I think the gecko looks good but I honistly disagree with it being a hybrid. I think it just screws up a already amazing animal and blood line.
I think it speaks volumes of about the process of speciation in these geckos. Far from destroying, I think this cross is remarkably illuminating. Considering they are viviparous, one would expect even the most subtle differences between species in gestation time, developmental progress, and/or maternal behavior during pregnancy (different basking temperatures, activity patterns, metabolic rates) to effectively eliminate any chance of a pregnancy going full term. Thus, even small differences could serve as complete post-mating isolation mechanisms. Meaning, any time two populations experienced random changes in these parameters they would be unable to interbreed.
Evidence for my interpretation comes from a study that revealed two populations of Hoplodactylus maculatus experienced asymmetric fitness loss when pregnant females were maintained in the climatic conditions of the foreign range. The cold tolerant form was able to bear young in warmer conditions more often than the warm form could in the cold. Not quite the same as hybridization, but it suggests divergent selection between environments can facilitate genetic divergence.

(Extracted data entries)
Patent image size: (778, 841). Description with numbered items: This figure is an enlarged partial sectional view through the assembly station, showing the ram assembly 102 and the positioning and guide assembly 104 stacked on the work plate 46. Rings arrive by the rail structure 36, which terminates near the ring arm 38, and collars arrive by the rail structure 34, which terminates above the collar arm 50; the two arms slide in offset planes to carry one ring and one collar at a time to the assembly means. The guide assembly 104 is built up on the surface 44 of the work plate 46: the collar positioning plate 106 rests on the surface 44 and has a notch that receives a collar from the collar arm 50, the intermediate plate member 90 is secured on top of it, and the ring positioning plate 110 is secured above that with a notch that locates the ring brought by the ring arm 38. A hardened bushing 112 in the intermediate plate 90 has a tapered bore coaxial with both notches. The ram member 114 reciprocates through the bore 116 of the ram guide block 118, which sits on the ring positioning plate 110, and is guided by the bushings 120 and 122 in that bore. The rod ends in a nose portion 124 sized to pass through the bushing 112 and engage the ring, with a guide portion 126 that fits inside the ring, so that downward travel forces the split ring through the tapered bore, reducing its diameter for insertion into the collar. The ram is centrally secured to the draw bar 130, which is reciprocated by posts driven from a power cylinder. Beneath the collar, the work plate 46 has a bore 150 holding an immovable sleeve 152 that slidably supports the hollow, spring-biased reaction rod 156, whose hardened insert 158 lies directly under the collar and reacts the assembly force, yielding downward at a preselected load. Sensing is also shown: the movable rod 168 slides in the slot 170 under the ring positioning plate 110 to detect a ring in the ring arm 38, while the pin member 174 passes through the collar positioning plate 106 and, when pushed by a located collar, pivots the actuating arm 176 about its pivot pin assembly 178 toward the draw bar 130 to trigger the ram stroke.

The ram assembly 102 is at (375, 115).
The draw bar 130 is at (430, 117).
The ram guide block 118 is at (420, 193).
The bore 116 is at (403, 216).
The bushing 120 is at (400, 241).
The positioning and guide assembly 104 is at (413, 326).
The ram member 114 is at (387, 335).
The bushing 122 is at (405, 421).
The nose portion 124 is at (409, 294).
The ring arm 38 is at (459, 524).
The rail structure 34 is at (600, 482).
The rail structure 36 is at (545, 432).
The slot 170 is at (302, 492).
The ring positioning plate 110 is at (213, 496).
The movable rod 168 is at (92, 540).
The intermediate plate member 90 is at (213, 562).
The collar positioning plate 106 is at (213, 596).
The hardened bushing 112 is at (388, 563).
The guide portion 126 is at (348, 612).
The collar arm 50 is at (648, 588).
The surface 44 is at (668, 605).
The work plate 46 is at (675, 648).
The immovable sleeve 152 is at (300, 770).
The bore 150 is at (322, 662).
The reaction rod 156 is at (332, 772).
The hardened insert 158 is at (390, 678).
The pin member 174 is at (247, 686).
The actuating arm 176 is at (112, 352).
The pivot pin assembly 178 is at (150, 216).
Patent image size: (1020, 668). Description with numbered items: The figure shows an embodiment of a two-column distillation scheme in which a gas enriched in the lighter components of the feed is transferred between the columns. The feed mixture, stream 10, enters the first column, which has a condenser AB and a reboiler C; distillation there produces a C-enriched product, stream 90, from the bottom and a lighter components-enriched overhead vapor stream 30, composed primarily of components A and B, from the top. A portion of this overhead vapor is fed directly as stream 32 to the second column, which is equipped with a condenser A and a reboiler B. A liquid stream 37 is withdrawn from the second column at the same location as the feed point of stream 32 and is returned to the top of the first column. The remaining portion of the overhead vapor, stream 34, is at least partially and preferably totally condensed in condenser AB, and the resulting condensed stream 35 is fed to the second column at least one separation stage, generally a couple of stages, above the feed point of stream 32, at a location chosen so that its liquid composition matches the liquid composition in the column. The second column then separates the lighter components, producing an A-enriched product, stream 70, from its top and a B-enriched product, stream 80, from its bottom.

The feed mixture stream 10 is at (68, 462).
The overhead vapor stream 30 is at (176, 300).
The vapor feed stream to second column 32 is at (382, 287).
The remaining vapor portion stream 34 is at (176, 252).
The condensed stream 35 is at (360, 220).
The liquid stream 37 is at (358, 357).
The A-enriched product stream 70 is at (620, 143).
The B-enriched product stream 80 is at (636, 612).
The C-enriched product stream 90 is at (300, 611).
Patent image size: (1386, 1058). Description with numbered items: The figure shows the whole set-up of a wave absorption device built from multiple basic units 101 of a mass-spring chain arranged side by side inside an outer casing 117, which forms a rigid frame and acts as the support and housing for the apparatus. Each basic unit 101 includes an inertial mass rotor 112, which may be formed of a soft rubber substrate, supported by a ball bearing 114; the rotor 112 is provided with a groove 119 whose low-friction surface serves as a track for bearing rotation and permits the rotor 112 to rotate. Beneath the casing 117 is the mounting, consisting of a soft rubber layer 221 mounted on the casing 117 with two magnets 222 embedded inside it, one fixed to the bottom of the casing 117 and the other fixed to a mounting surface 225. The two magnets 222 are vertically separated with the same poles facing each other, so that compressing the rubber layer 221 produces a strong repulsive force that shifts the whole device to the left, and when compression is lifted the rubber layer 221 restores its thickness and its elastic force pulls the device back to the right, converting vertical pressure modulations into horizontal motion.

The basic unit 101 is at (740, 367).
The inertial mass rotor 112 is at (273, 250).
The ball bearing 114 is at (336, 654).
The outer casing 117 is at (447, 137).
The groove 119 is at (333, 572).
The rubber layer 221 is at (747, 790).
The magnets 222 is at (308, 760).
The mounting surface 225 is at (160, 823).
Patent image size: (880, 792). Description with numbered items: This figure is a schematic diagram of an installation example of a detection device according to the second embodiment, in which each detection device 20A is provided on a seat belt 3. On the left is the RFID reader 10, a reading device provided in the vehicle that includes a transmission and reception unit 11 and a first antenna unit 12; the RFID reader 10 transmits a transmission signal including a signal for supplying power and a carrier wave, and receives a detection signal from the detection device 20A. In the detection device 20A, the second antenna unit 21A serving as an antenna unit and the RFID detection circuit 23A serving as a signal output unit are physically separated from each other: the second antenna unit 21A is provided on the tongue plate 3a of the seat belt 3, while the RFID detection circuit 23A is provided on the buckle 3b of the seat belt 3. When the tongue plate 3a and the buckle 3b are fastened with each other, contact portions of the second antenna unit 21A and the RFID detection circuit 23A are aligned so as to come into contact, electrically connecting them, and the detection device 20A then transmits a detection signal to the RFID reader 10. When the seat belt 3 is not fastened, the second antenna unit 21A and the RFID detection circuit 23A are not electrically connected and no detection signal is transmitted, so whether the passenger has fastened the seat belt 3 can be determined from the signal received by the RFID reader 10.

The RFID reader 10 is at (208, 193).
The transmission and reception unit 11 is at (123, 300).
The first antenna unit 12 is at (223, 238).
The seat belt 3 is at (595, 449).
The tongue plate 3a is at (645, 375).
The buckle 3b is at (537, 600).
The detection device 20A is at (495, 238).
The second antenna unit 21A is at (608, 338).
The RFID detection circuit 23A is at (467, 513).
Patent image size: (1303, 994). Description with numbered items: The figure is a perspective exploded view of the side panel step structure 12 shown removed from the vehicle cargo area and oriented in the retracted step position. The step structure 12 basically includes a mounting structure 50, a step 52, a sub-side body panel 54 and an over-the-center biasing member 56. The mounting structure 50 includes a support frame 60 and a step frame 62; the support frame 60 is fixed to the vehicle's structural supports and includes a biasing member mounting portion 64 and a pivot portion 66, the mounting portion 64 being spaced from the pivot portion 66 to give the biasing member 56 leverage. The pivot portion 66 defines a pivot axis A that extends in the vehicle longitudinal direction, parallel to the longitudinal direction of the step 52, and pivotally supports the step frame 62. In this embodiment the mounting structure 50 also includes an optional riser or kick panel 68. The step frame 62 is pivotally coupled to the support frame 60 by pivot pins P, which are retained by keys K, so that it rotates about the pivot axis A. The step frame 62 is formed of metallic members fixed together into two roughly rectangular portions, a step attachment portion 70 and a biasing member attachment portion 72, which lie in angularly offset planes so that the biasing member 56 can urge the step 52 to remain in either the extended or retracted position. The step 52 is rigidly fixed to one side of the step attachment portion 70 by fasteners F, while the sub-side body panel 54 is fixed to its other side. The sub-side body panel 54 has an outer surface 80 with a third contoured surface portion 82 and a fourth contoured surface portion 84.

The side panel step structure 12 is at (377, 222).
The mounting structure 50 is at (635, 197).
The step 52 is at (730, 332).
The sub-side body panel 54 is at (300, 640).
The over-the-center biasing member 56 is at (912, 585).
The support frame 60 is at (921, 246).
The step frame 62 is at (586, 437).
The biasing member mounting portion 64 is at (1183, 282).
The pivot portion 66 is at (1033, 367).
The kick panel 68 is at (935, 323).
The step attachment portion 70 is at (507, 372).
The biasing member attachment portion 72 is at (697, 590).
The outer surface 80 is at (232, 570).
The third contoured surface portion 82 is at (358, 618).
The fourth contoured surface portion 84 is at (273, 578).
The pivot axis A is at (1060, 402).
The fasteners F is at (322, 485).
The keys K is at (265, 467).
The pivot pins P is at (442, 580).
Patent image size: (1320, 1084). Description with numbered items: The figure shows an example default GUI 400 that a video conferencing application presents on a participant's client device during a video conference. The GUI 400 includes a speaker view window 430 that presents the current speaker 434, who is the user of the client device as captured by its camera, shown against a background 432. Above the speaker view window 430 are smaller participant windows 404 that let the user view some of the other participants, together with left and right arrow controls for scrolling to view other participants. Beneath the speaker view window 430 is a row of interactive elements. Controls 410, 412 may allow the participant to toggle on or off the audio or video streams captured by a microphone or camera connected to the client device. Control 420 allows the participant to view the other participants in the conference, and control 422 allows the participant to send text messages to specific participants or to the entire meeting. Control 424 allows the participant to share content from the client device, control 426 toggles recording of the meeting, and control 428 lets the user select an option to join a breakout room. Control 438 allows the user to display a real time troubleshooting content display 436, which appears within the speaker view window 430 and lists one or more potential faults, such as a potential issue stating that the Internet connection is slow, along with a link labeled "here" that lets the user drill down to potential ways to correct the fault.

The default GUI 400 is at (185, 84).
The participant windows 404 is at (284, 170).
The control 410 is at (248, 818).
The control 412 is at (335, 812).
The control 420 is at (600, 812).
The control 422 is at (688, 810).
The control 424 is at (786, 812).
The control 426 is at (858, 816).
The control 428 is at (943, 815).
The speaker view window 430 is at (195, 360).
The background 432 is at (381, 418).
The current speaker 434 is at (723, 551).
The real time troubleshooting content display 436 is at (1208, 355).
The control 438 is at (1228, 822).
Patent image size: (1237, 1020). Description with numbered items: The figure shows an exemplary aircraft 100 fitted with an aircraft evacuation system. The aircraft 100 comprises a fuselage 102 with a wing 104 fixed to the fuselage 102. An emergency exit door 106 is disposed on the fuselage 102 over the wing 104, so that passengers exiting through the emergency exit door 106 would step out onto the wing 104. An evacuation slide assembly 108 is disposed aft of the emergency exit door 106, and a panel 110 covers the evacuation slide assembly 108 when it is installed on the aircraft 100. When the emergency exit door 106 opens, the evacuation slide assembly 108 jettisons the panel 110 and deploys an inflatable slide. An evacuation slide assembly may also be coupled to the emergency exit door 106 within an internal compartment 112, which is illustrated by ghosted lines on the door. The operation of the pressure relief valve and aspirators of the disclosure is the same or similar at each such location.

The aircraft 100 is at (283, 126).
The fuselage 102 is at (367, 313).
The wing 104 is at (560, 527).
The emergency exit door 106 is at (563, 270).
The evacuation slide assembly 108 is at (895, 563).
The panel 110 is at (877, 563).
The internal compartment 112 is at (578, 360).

#### EXERCISE DETAILS:
Carry on the text about the hybrid gecko and speciation, starting right after its final sentence.

#### WRITTEN REPLY:
Apparently, this isn't (always) the case. Now I'm left to wonder what other types of processes and isolating mechanisms contributed to the diversification of New Zealand diplodactylids.
On a final note, I agree that creating hybrids can wreak havoc on the hobby. But to say the hybridization is unnatural and hybrids are an abomination is baseless. If you feel this way, I challenge you to think long and hard about what a species is. How
should taxonomists delimitate them? How
can taxonomists delimitate them? Where should the cutoff be drawn in the continuum of divergence? What about scenarios where allelic variation from another species can be adaptive? What of the astonishing variation many genetically-homogenous species show? How are species boundaries kept intact? What of the transient nature of species?
Do they exist at all?
When I see these Frankengeckos, I see insight into the origin of some 1200 species, whose fate has become entwined with my own.